Aim — Report all lines holding "dashed".

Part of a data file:
▶

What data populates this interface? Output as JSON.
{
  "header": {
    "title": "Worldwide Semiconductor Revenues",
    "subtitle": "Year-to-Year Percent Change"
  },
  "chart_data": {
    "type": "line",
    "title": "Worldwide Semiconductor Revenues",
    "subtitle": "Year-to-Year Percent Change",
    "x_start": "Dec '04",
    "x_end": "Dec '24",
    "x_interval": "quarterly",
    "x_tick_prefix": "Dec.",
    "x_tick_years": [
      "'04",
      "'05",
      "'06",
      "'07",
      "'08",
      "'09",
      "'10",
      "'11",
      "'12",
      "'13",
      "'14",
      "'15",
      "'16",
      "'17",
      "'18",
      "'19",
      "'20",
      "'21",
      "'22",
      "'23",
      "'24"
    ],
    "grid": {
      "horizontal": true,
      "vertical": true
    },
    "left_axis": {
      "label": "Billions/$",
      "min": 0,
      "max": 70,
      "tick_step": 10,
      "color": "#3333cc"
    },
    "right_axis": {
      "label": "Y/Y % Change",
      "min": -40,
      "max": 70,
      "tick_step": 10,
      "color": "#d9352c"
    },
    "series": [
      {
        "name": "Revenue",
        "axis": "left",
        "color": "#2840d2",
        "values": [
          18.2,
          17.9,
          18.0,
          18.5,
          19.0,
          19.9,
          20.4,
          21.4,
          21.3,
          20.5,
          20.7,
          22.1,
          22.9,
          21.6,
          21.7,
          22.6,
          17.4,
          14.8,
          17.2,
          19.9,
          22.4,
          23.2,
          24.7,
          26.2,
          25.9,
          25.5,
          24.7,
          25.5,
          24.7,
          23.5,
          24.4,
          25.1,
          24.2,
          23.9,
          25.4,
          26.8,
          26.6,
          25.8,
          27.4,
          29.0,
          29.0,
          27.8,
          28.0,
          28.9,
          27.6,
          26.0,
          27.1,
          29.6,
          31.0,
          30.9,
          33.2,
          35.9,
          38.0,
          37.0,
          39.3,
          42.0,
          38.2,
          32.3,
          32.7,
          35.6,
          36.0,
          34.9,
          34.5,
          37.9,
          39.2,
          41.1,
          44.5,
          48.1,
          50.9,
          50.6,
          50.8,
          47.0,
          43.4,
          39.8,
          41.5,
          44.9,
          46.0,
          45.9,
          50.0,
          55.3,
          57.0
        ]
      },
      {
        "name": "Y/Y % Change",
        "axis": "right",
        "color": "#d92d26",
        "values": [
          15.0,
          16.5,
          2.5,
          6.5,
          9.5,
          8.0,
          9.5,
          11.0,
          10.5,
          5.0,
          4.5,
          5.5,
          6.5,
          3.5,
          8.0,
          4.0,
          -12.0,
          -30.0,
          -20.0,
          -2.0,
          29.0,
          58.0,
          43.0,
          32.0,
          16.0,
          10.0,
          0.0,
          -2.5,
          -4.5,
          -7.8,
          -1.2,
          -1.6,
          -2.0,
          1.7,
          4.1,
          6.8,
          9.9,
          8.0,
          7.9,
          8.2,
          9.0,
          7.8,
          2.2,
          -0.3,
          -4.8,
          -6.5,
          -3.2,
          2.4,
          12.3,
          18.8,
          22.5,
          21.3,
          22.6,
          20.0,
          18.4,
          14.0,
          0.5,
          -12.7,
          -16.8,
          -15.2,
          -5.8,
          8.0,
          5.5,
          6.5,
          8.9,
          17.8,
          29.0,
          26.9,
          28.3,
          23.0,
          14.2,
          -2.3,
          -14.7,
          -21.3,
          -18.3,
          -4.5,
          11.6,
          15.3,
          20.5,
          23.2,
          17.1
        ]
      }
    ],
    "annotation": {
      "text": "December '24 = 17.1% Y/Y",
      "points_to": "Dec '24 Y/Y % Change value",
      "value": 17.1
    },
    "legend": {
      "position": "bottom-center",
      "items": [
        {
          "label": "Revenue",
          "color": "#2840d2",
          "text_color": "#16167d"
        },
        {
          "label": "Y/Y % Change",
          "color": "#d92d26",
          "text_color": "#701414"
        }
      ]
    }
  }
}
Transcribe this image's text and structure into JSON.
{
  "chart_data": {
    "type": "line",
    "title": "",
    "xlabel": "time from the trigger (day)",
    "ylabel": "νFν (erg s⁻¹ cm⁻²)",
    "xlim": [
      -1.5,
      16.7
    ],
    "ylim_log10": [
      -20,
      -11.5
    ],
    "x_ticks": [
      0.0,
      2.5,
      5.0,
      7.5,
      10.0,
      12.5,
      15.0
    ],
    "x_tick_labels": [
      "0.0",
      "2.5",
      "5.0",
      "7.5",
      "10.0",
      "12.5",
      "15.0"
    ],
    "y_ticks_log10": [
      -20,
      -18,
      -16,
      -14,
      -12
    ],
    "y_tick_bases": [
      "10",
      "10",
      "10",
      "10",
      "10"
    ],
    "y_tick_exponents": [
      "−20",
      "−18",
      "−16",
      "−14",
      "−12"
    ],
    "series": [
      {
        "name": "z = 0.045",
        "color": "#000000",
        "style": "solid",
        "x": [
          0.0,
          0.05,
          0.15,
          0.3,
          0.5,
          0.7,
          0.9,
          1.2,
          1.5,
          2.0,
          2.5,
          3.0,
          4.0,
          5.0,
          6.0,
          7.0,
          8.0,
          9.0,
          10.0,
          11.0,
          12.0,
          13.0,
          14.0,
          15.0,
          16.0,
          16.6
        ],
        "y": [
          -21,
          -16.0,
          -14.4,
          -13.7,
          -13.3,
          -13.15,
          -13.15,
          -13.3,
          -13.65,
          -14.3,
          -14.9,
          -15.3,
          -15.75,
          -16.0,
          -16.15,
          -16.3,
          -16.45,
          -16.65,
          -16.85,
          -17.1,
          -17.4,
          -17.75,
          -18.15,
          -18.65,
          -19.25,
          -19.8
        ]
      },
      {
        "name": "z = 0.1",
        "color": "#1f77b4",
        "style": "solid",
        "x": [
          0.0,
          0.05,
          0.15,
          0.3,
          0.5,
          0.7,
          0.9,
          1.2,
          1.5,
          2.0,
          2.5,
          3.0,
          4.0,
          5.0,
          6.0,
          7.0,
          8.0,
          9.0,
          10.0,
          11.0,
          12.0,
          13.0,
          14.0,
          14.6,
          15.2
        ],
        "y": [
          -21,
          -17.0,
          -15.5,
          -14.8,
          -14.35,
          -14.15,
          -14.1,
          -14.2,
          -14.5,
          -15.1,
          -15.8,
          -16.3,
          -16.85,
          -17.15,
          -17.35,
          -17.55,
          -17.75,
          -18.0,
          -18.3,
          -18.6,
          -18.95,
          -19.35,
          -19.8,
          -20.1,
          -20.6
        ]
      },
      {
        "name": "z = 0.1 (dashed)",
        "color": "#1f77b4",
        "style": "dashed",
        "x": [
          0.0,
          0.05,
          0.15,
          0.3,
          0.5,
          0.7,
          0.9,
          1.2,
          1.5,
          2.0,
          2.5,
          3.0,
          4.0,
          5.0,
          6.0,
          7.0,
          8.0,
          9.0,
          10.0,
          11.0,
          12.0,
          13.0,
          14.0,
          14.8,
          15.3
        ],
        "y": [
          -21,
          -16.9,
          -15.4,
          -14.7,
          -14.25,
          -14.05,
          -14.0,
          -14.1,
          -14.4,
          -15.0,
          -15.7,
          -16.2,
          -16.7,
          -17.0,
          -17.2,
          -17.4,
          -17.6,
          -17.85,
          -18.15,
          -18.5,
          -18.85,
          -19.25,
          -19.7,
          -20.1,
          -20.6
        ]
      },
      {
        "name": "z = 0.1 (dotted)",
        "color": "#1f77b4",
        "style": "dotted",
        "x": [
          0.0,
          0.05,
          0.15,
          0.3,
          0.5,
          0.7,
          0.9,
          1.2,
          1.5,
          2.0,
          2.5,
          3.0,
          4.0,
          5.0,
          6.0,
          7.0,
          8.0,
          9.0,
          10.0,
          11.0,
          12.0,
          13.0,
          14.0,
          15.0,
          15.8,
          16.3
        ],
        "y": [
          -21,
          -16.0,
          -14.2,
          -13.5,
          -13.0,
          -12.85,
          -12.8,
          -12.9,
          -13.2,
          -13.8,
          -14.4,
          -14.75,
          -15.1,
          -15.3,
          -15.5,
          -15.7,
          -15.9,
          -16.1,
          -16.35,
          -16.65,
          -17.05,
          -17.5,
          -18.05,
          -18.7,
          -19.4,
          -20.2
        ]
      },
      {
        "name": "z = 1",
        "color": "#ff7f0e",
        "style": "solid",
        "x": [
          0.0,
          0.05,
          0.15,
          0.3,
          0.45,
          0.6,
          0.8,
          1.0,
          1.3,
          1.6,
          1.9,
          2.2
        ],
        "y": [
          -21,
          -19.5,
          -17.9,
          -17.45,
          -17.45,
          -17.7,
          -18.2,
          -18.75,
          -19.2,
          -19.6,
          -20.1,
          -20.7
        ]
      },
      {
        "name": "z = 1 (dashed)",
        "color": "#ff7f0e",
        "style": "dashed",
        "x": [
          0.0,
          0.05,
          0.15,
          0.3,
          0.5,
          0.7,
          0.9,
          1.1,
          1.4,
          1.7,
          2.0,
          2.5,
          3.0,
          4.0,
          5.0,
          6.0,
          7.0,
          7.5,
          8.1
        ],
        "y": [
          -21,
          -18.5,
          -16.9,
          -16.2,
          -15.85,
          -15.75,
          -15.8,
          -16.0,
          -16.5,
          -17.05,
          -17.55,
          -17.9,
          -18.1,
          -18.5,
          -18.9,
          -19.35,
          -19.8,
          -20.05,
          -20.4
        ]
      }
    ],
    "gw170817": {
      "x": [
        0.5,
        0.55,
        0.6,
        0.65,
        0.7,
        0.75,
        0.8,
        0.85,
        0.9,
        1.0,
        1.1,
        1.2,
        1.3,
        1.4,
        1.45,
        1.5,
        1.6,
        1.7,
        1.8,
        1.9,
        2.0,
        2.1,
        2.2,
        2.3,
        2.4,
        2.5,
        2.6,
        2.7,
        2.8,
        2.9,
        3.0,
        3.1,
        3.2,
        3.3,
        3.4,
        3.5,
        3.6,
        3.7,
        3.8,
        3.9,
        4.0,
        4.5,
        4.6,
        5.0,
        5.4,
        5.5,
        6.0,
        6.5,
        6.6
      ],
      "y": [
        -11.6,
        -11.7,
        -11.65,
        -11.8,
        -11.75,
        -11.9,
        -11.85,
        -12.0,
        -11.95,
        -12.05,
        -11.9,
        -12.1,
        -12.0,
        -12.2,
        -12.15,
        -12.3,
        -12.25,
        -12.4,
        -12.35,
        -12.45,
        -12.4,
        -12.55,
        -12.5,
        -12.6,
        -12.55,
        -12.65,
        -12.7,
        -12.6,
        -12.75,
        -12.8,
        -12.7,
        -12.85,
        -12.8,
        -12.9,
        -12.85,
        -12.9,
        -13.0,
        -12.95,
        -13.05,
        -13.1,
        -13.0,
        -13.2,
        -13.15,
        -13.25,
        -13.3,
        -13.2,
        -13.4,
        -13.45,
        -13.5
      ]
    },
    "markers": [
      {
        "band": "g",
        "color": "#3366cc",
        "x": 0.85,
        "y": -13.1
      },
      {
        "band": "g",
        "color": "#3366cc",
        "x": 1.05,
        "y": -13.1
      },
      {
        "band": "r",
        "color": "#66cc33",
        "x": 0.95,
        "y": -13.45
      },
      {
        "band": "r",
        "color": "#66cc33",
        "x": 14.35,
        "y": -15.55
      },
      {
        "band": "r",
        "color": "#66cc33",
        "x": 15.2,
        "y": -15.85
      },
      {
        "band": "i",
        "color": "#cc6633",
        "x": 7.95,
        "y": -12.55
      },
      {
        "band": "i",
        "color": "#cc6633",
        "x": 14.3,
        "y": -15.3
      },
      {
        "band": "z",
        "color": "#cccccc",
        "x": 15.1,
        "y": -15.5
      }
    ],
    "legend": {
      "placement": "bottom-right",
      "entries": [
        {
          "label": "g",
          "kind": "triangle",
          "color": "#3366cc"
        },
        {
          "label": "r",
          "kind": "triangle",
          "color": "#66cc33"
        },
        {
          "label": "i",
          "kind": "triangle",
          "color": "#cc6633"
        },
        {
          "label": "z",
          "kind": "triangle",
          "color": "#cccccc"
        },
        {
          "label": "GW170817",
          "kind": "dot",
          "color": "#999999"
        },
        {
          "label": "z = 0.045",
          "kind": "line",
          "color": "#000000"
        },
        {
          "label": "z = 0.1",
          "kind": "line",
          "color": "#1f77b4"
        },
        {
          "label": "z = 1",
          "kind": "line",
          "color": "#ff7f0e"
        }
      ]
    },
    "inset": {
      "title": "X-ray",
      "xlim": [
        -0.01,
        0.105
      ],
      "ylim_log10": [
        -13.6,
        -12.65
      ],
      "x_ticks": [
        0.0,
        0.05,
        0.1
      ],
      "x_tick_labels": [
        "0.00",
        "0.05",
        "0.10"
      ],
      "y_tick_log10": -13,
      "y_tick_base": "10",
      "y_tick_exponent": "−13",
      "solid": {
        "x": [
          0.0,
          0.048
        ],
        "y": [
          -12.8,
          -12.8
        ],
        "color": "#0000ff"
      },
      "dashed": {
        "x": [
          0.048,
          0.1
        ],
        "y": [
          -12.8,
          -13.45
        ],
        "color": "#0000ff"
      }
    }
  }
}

◀

Task result —
        "name": "z = 0.1 (dashed)",
        "style": "dashed",
        "name": "z = 1 (dashed)",
        "style": "dashed",
      "dashed": {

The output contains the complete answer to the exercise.